STORED ROWS ->
+ + + + + + +
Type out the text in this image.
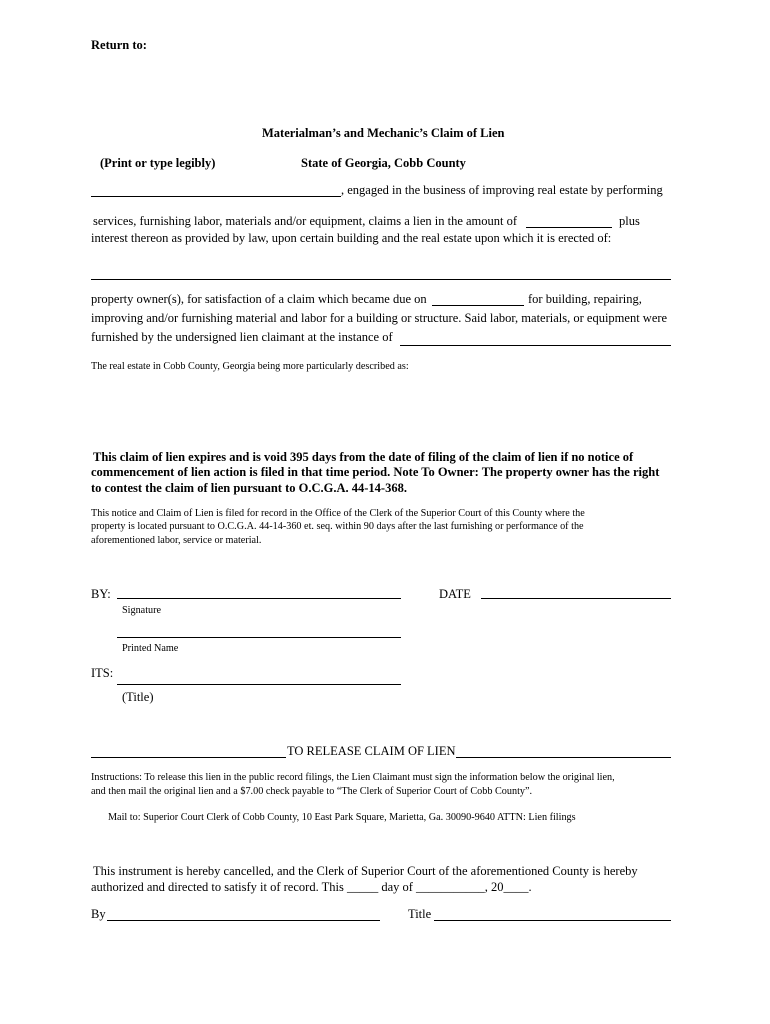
Return to:
Materialman’s and Mechanic’s Claim of Lien
(Print or type legibly)	State of Georgia, Cobb County
, engaged in the business of improving real estate by performing
services, furnishing labor, materials and/or equipment, claims a lien in the amount of	plus
interest thereon as provided by law, upon certain building and the real estate upon which it is erected of:
property owner(s), for satisfaction of a claim which became due on	for building, repairing,
improving and/or furnishing material and labor for a building or structure. Said labor, materials, or equipment were
furnished by the undersigned lien claimant at the instance of
The real estate in Cobb County, Georgia being more particularly described as:
This claim of lien expires and is void 395 days from the date of filing of the claim of lien if no notice of
commencement of lien action is filed in that time period. Note To Owner: The property owner has the right
to contest the claim of lien pursuant to O.C.G.A. 44-14-368.
This notice and Claim of Lien is filed for record in the Office of the Clerk of the Superior Court of this County where the
property is located pursuant to O.C.G.A. 44-14-360 et. seq. within 90 days after the last furnishing or performance of the
aforementioned labor, service or material.
BY:	DATE
Signature
Printed Name
ITS:
(Title)
TO RELEASE CLAIM OF LIEN
Instructions: To release this lien in the public record filings, the Lien Claimant must sign the information below the original lien,
and then mail the original lien and a $7.00 check payable to “The Clerk of Superior Court of Cobb County”.
Mail to: Superior Court Clerk of Cobb County, 10 East Park Square, Marietta, Ga. 30090-9640 ATTN: Lien filings
This instrument is hereby cancelled, and the Clerk of Superior Court of the aforementioned County is hereby
authorized and directed to satisfy it of record. This _____ day of ___________, 20____.
By	Title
+ + + + + + +
WHAT YOU NEED TO DO -> Scan the material above for the string "filed" and report each line where you find it.

WRITTEN REPLY ->
commencement of lien action is filed in that time period. Note To Owner: The property owner has the right
This notice and Claim of Lien is filed for record in the Office of the Clerk of the Superior Court of this County where the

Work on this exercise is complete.